■ **Given request**: Restate all of the entries exactly, dropping any pictures they hold.

━━━━━━━━

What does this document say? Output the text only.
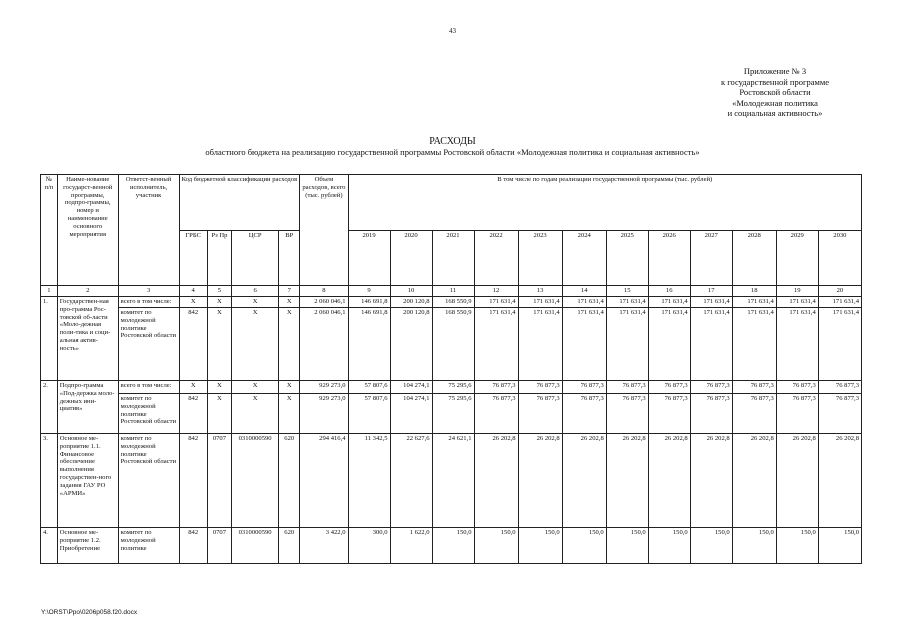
43
Приложение № 3
к государственной программе
Ростовской области
«Молодежная политика
и социальная активность»
РАСХОДЫ
областного бюджета на реализацию государственной программы Ростовской области «Молодежная политика и социальная активность»
№ п/п	Наиме-нование государст-венной программы, подпро-граммы, номер и наименование основного мероприятия	Ответст-венный исполнитель, участник	Код бюджетной классификации расходов				Объем расходов, всего (тыс. рублей)	В том числе по годам реализации государственной программы (тыс. рублей)											
			ГРБС	Рз Пр	ЦСР	ВР		2019	2020	2021	2022	2023	2024	2025	2026	2027	2028	2029	2030
1	2	3	4	5	6	7	8	9	10	11	12	13	14	15	16	17	18	19	20
1.	Государствен-ная про-грамма Рос-товской об-ласти «Моло-дежная поли-тика и соци-альная актив-ность»	всего в том числе:	X	X	X	X	2 060 046,1	146 691,8	200 120,8	168 550,9	171 631,4	171 631,4	171 631,4	171 631,4	171 631,4	171 631,4	171 631,4	171 631,4	171 631,4
		комитет по молодежной политике Ростовской области	842	X	X	X	2 060 046,1	146 691,8	200 120,8	168 550,9	171 631,4	171 631,4	171 631,4	171 631,4	171 631,4	171 631,4	171 631,4	171 631,4	171 631,4
2.	Подпро-грамма «Под-держка моло-дежных ини-циатив»	всего в том числе:	X	X	X	X	929 273,0	57 807,6	104 274,1	75 295,6	76 877,3	76 877,3	76 877,3	76 877,3	76 877,3	76 877,3	76 877,3	76 877,3	76 877,3
		комитет по молодежной политике Ростовской области	842	X	X	X	929 273,0	57 807,6	104 274,1	75 295,6	76 877,3	76 877,3	76 877,3	76 877,3	76 877,3	76 877,3	76 877,3	76 877,3	76 877,3
3.	Основное ме-роприятие 1.1. Финансовое обеспечение выполнения государствен-ного задания ГАУ РО «АРМИ»	комитет по молодежной политике Ростовской области	842	0707	0310000590	620	294 416,4	11 342,5	22 627,6	24 621,1	26 202,8	26 202,8	26 202,8	26 202,8	26 202,8	26 202,8	26 202,8	26 202,8	26 202,8
4.	Основное ме-роприятие 1.2. Приобретение	комитет по молодежной политике	842	0707	0310000590	620	3 422,0	300,0	1 622,0	150,0	150,0	150,0	150,0	150,0	150,0	150,0	150,0	150,0	150,0
Y:\ORST\Ppo\0206p058.f20.docx
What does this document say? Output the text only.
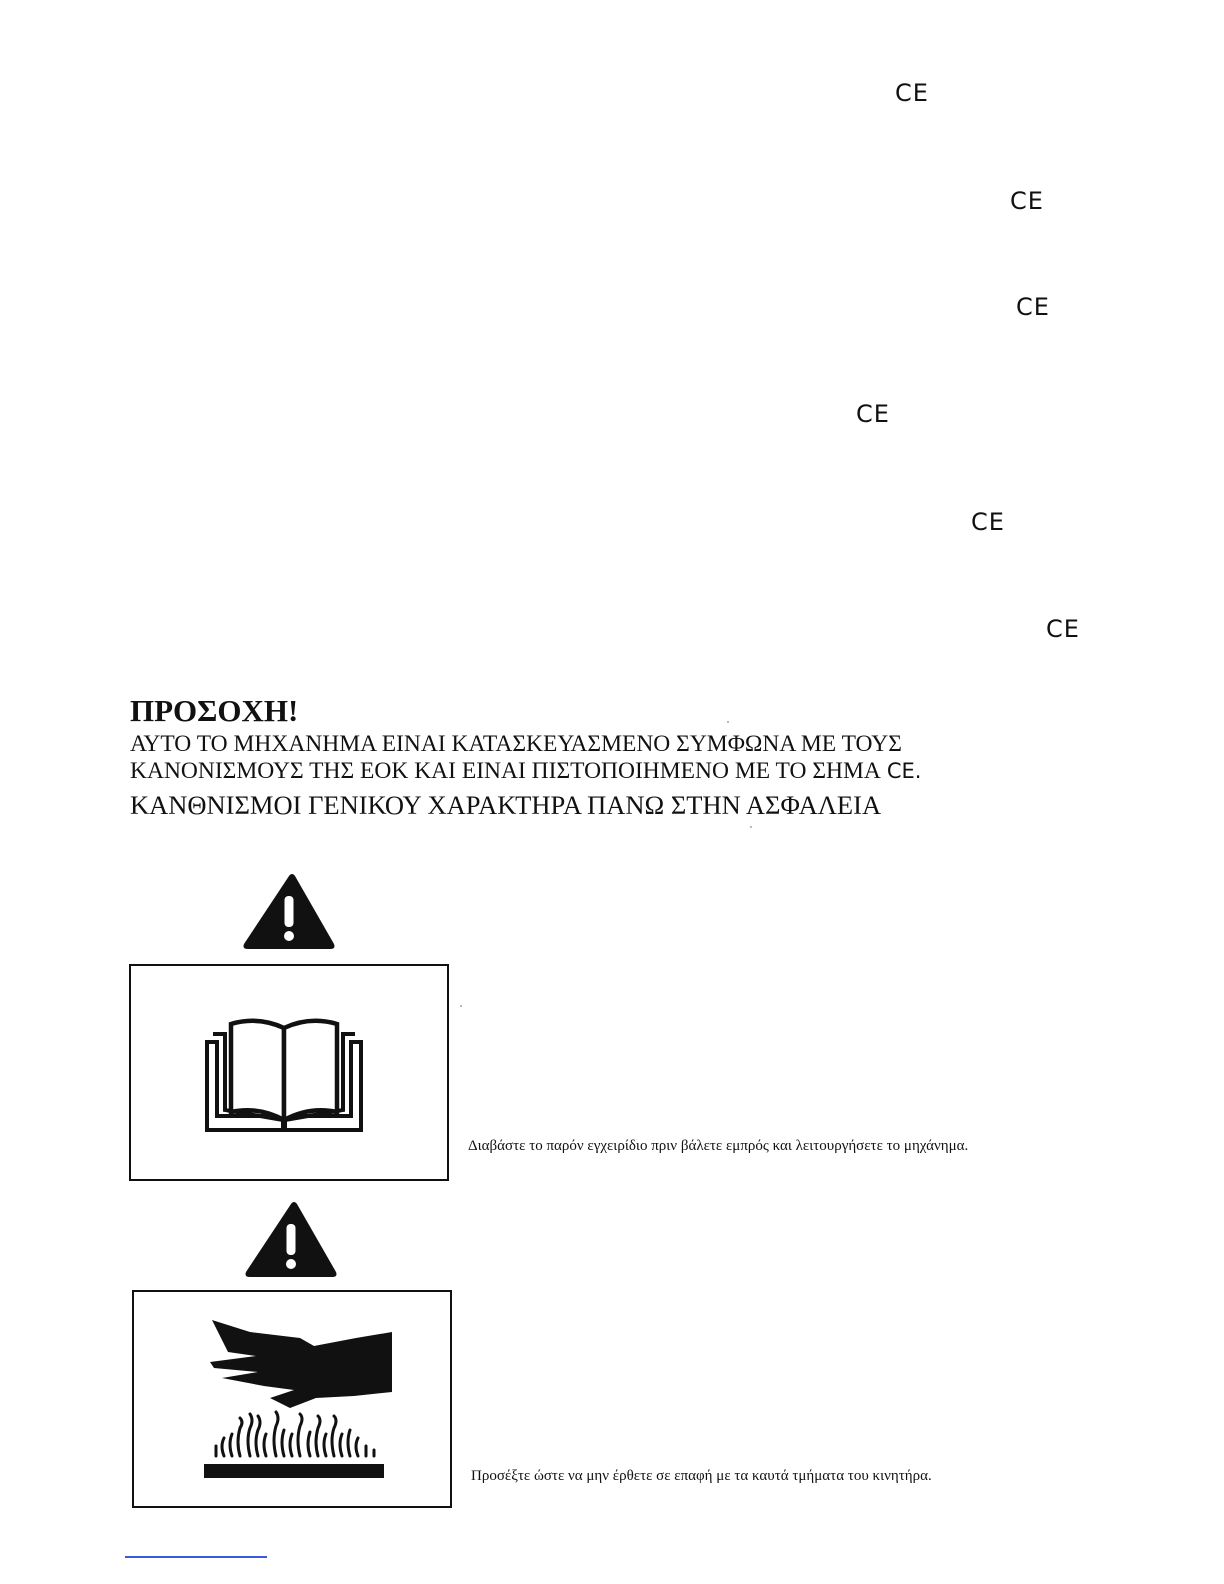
CE
CE
CE
CE
CE
CE
ΠΡΟΣΟΧΗ!
ΑΥΤΟ ΤΟ ΜΗΧΑΝΗΜΑ ΕΙΝΑΙ ΚΑΤΑΣΚΕΥΑΣΜΕΝΟ ΣΥΜΦΩΝΑ ΜΕ ΤΟΥΣ
ΚΑΝΟΝΙΣΜΟΥΣ ΤΗΣ ΕΟΚ ΚΑΙ ΕΙΝΑΙ ΠΙΣΤΟΠΟΙΗΜΕΝΟ ΜΕ ΤΟ ΣΗΜΑ CE.
ΚΑΝΘΝΙΣΜΟΙ ΓΕΝΙΚΟΥ ΧΑΡΑΚΤΗΡΑ ΠΑΝΩ ΣΤΗΝ ΑΣΦΑΛΕΙΑ
Διαβάστε το παρόν εγχειρίδιο πριν βάλετε εμπρός και λειτουργήσετε το μηχάνημα.
Προσέξτε ώστε να μην έρθετε σε επαφή με τα καυτά τμήματα του κινητήρα.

━━━━━━━━

■ **The reply**:
What does this document say? Output the text only.
43
Приложение № 3
к государственной программе
Ростовской области
«Молодежная политика
и социальная активность»
РАСХОДЫ
областного бюджета на реализацию государственной программы Ростовской области «Молодежная политика и социальная активность»
№ п/п	Наиме-нование государст-венной программы, подпро-граммы, номер и наименование основного мероприятия	Ответст-венный исполнитель, участник	Код бюджетной классификации расходов				Объем расходов, всего (тыс. рублей)	В том числе по годам реализации государственной программы (тыс. рублей)											
			ГРБС	Рз Пр	ЦСР	ВР		2019	2020	2021	2022	2023	2024	2025	2026	2027	2028	2029	2030
1	2	3	4	5	6	7	8	9	10	11	12	13	14	15	16	17	18	19	20
1.	Государствен-ная про-грамма Рос-товской об-ласти «Моло-дежная поли-тика и соци-альная актив-ность»	всего в том числе:	X	X	X	X	2 060 046,1	146 691,8	200 120,8	168 550,9	171 631,4	171 631,4	171 631,4	171 631,4	171 631,4	171 631,4	171 631,4	171 631,4	171 631,4
		комитет по молодежной политике Ростовской области	842	X	X	X	2 060 046,1	146 691,8	200 120,8	168 550,9	171 631,4	171 631,4	171 631,4	171 631,4	171 631,4	171 631,4	171 631,4	171 631,4	171 631,4
2.	Подпро-грамма «Под-держка моло-дежных ини-циатив»	всего в том числе:	X	X	X	X	929 273,0	57 807,6	104 274,1	75 295,6	76 877,3	76 877,3	76 877,3	76 877,3	76 877,3	76 877,3	76 877,3	76 877,3	76 877,3
		комитет по молодежной политике Ростовской области	842	X	X	X	929 273,0	57 807,6	104 274,1	75 295,6	76 877,3	76 877,3	76 877,3	76 877,3	76 877,3	76 877,3	76 877,3	76 877,3	76 877,3
3.	Основное ме-роприятие 1.1. Финансовое обеспечение выполнения государствен-ного задания ГАУ РО «АРМИ»	комитет по молодежной политике Ростовской области	842	0707	0310000590	620	294 416,4	11 342,5	22 627,6	24 621,1	26 202,8	26 202,8	26 202,8	26 202,8	26 202,8	26 202,8	26 202,8	26 202,8	26 202,8
4.	Основное ме-роприятие 1.2. Приобретение	комитет по молодежной политике	842	0707	0310000590	620	3 422,0	300,0	1 622,0	150,0	150,0	150,0	150,0	150,0	150,0	150,0	150,0	150,0	150,0
Y:\ORST\Ppo\0206p058.f20.docx
What does this document say? Output the text only.
CE
CE
CE
CE
CE
CE
ΠΡΟΣΟΧΗ!
ΑΥΤΟ ΤΟ ΜΗΧΑΝΗΜΑ ΕΙΝΑΙ ΚΑΤΑΣΚΕΥΑΣΜΕΝΟ ΣΥΜΦΩΝΑ ΜΕ ΤΟΥΣ
ΚΑΝΟΝΙΣΜΟΥΣ ΤΗΣ ΕΟΚ ΚΑΙ ΕΙΝΑΙ ΠΙΣΤΟΠΟΙΗΜΕΝΟ ΜΕ ΤΟ ΣΗΜΑ CE.
ΚΑΝΘΝΙΣΜΟΙ ΓΕΝΙΚΟΥ ΧΑΡΑΚΤΗΡΑ ΠΑΝΩ ΣΤΗΝ ΑΣΦΑΛΕΙΑ
Διαβάστε το παρόν εγχειρίδιο πριν βάλετε εμπρός και λειτουργήσετε το μηχάνημα.
Προσέξτε ώστε να μην έρθετε σε επαφή με τα καυτά τμήματα του κινητήρα.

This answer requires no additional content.